**Task prompt**
Could you write out every record below exactly, leaving out any pictures?

**Raw data**

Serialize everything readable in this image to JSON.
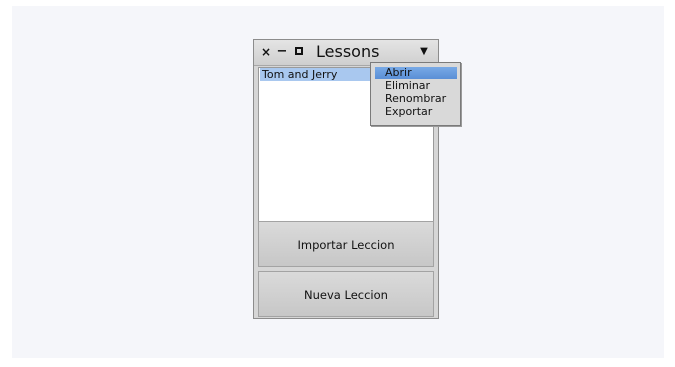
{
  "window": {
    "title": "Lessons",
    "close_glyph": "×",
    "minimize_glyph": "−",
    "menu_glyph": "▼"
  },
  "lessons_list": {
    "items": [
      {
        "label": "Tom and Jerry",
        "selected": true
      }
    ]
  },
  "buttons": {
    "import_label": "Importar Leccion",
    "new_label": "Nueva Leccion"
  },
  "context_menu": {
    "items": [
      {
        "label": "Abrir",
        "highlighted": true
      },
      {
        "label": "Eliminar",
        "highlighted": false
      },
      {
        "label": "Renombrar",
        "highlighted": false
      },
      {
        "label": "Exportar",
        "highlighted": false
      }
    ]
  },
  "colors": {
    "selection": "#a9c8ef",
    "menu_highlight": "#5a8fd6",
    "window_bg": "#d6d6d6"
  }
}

**Solution below**
Serialize everything readable in this image to JSON.
{
  "window": {
    "title": "Lessons",
    "close_glyph": "×",
    "minimize_glyph": "−",
    "menu_glyph": "▼"
  },
  "lessons_list": {
    "items": [
      {
        "label": "Tom and Jerry",
        "selected": true
      }
    ]
  },
  "buttons": {
    "import_label": "Importar Leccion",
    "new_label": "Nueva Leccion"
  },
  "context_menu": {
    "items": [
      {
        "label": "Abrir",
        "highlighted": true
      },
      {
        "label": "Eliminar",
        "highlighted": false
      },
      {
        "label": "Renombrar",
        "highlighted": false
      },
      {
        "label": "Exportar",
        "highlighted": false
      }
    ]
  },
  "colors": {
    "selection": "#a9c8ef",
    "menu_highlight": "#5a8fd6",
    "window_bg": "#d6d6d6"
  }
}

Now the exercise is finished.